§ **Exercise task**
Pictures do not belong in the copy, so please give every entry below again exactly.

§ **Dataset rows about figures**
☆ ☆ ☆ ☆

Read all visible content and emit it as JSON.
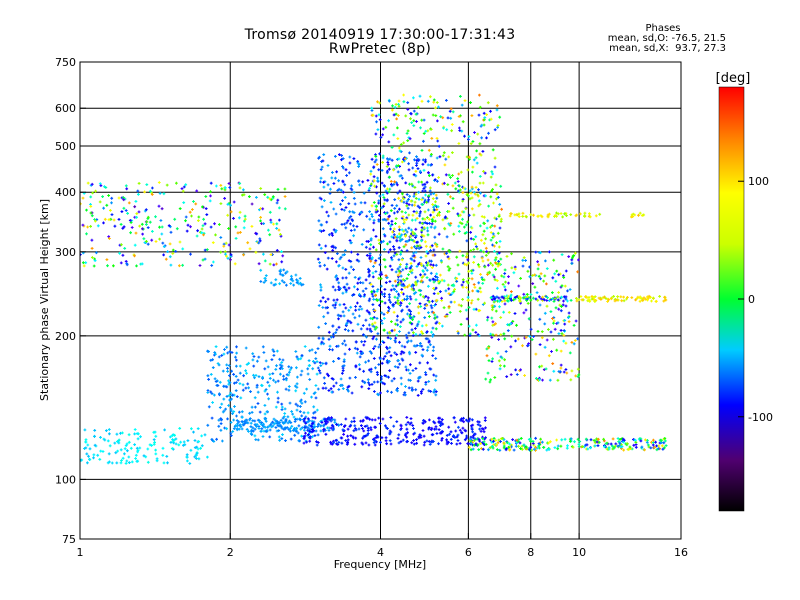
{
  "header": {
    "title_line1": "Tromsø 20140919 17:30:00-17:31:43",
    "title_line2": "RwPretec (8p)",
    "stats_title": "Phases",
    "stats_o": "mean, sd,O: -76.5, 21.5",
    "stats_x": "mean, sd,X:  93.7, 27.3"
  },
  "colorbar": {
    "label": "[deg]",
    "range": [
      -180,
      180
    ],
    "ticks": [
      100,
      0,
      -100
    ]
  },
  "chart_data": {
    "type": "scatter",
    "title": "Tromsø 20140919 17:30:00-17:31:43",
    "subtitle": "RwPretec (8p)",
    "xlabel": "Frequency [MHz]",
    "ylabel": "Stationary phase Virtual Height [km]",
    "x_scale": "log",
    "y_scale": "log",
    "xlim": [
      1,
      16
    ],
    "ylim": [
      75,
      750
    ],
    "x_ticks": [
      1,
      2,
      4,
      6,
      8,
      10,
      16
    ],
    "y_ticks": [
      75,
      100,
      200,
      300,
      400,
      500,
      600,
      750
    ],
    "x_grid": [
      2,
      4,
      6,
      8,
      10
    ],
    "y_grid": [
      100,
      200,
      300,
      400,
      500,
      600
    ],
    "colour_scale": "rainbow",
    "colour_value": "phase [deg]",
    "series": [
      {
        "x_range": [
          1.0,
          1.8
        ],
        "y_range": [
          108,
          128
        ],
        "phase": [
          -40,
          -15
        ],
        "count": 150
      },
      {
        "x_range": [
          1.8,
          3.0
        ],
        "y_range": [
          120,
          190
        ],
        "phase": [
          -70,
          -30
        ],
        "count": 320
      },
      {
        "x_range": [
          2.0,
          3.3
        ],
        "y_range": [
          126,
          134
        ],
        "phase": [
          -60,
          -40
        ],
        "count": 160
      },
      {
        "x_range": [
          2.3,
          2.8
        ],
        "y_range": [
          255,
          275
        ],
        "phase": [
          -60,
          -35
        ],
        "count": 40
      },
      {
        "x_range": [
          2.8,
          6.5
        ],
        "y_range": [
          118,
          135
        ],
        "phase": [
          -110,
          -70
        ],
        "count": 320
      },
      {
        "x_range": [
          6.0,
          15.0
        ],
        "y_range": [
          115,
          122
        ],
        "phase": [
          -110,
          150
        ],
        "count": 260
      },
      {
        "x_range": [
          3.0,
          5.2
        ],
        "y_range": [
          150,
          480
        ],
        "phase": [
          -100,
          -40
        ],
        "count": 900
      },
      {
        "x_range": [
          3.8,
          7.0
        ],
        "y_range": [
          200,
          640
        ],
        "phase": [
          -120,
          150
        ],
        "count": 700
      },
      {
        "x_range": [
          4.3,
          7.0
        ],
        "y_range": [
          230,
          420
        ],
        "phase": [
          60,
          130
        ],
        "count": 150
      },
      {
        "x_range": [
          1.0,
          2.6
        ],
        "y_range": [
          280,
          420
        ],
        "phase": [
          -150,
          140
        ],
        "count": 330
      },
      {
        "x_range": [
          6.5,
          10.0
        ],
        "y_range": [
          160,
          300
        ],
        "phase": [
          -140,
          150
        ],
        "count": 250
      },
      {
        "x_range": [
          6.6,
          9.5
        ],
        "y_range": [
          236,
          242
        ],
        "phase": [
          -120,
          130
        ],
        "count": 80
      },
      {
        "x_range": [
          9.8,
          15.0
        ],
        "y_range": [
          236,
          242
        ],
        "phase": [
          90,
          130
        ],
        "count": 80
      },
      {
        "x_range": [
          7.2,
          11.0
        ],
        "y_range": [
          355,
          362
        ],
        "phase": [
          80,
          130
        ],
        "count": 45
      },
      {
        "x_range": [
          12.5,
          13.5
        ],
        "y_range": [
          355,
          362
        ],
        "phase": [
          100,
          130
        ],
        "count": 10
      }
    ]
  }
}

☆ ☆ ☆ ☆

§ **Written solution**
Read all visible content and emit it as JSON.
{
  "header": {
    "title_line1": "Tromsø 20140919 17:30:00-17:31:43",
    "title_line2": "RwPretec (8p)",
    "stats_title": "Phases",
    "stats_o": "mean, sd,O: -76.5, 21.5",
    "stats_x": "mean, sd,X:  93.7, 27.3"
  },
  "colorbar": {
    "label": "[deg]",
    "range": [
      -180,
      180
    ],
    "ticks": [
      100,
      0,
      -100
    ]
  },
  "chart_data": {
    "type": "scatter",
    "title": "Tromsø 20140919 17:30:00-17:31:43",
    "subtitle": "RwPretec (8p)",
    "xlabel": "Frequency [MHz]",
    "ylabel": "Stationary phase Virtual Height [km]",
    "x_scale": "log",
    "y_scale": "log",
    "xlim": [
      1,
      16
    ],
    "ylim": [
      75,
      750
    ],
    "x_ticks": [
      1,
      2,
      4,
      6,
      8,
      10,
      16
    ],
    "y_ticks": [
      75,
      100,
      200,
      300,
      400,
      500,
      600,
      750
    ],
    "x_grid": [
      2,
      4,
      6,
      8,
      10
    ],
    "y_grid": [
      100,
      200,
      300,
      400,
      500,
      600
    ],
    "colour_scale": "rainbow",
    "colour_value": "phase [deg]",
    "series": [
      {
        "x_range": [
          1.0,
          1.8
        ],
        "y_range": [
          108,
          128
        ],
        "phase": [
          -40,
          -15
        ],
        "count": 150
      },
      {
        "x_range": [
          1.8,
          3.0
        ],
        "y_range": [
          120,
          190
        ],
        "phase": [
          -70,
          -30
        ],
        "count": 320
      },
      {
        "x_range": [
          2.0,
          3.3
        ],
        "y_range": [
          126,
          134
        ],
        "phase": [
          -60,
          -40
        ],
        "count": 160
      },
      {
        "x_range": [
          2.3,
          2.8
        ],
        "y_range": [
          255,
          275
        ],
        "phase": [
          -60,
          -35
        ],
        "count": 40
      },
      {
        "x_range": [
          2.8,
          6.5
        ],
        "y_range": [
          118,
          135
        ],
        "phase": [
          -110,
          -70
        ],
        "count": 320
      },
      {
        "x_range": [
          6.0,
          15.0
        ],
        "y_range": [
          115,
          122
        ],
        "phase": [
          -110,
          150
        ],
        "count": 260
      },
      {
        "x_range": [
          3.0,
          5.2
        ],
        "y_range": [
          150,
          480
        ],
        "phase": [
          -100,
          -40
        ],
        "count": 900
      },
      {
        "x_range": [
          3.8,
          7.0
        ],
        "y_range": [
          200,
          640
        ],
        "phase": [
          -120,
          150
        ],
        "count": 700
      },
      {
        "x_range": [
          4.3,
          7.0
        ],
        "y_range": [
          230,
          420
        ],
        "phase": [
          60,
          130
        ],
        "count": 150
      },
      {
        "x_range": [
          1.0,
          2.6
        ],
        "y_range": [
          280,
          420
        ],
        "phase": [
          -150,
          140
        ],
        "count": 330
      },
      {
        "x_range": [
          6.5,
          10.0
        ],
        "y_range": [
          160,
          300
        ],
        "phase": [
          -140,
          150
        ],
        "count": 250
      },
      {
        "x_range": [
          6.6,
          9.5
        ],
        "y_range": [
          236,
          242
        ],
        "phase": [
          -120,
          130
        ],
        "count": 80
      },
      {
        "x_range": [
          9.8,
          15.0
        ],
        "y_range": [
          236,
          242
        ],
        "phase": [
          90,
          130
        ],
        "count": 80
      },
      {
        "x_range": [
          7.2,
          11.0
        ],
        "y_range": [
          355,
          362
        ],
        "phase": [
          80,
          130
        ],
        "count": 45
      },
      {
        "x_range": [
          12.5,
          13.5
        ],
        "y_range": [
          355,
          362
        ],
        "phase": [
          100,
          130
        ],
        "count": 10
      }
    ]
  }
}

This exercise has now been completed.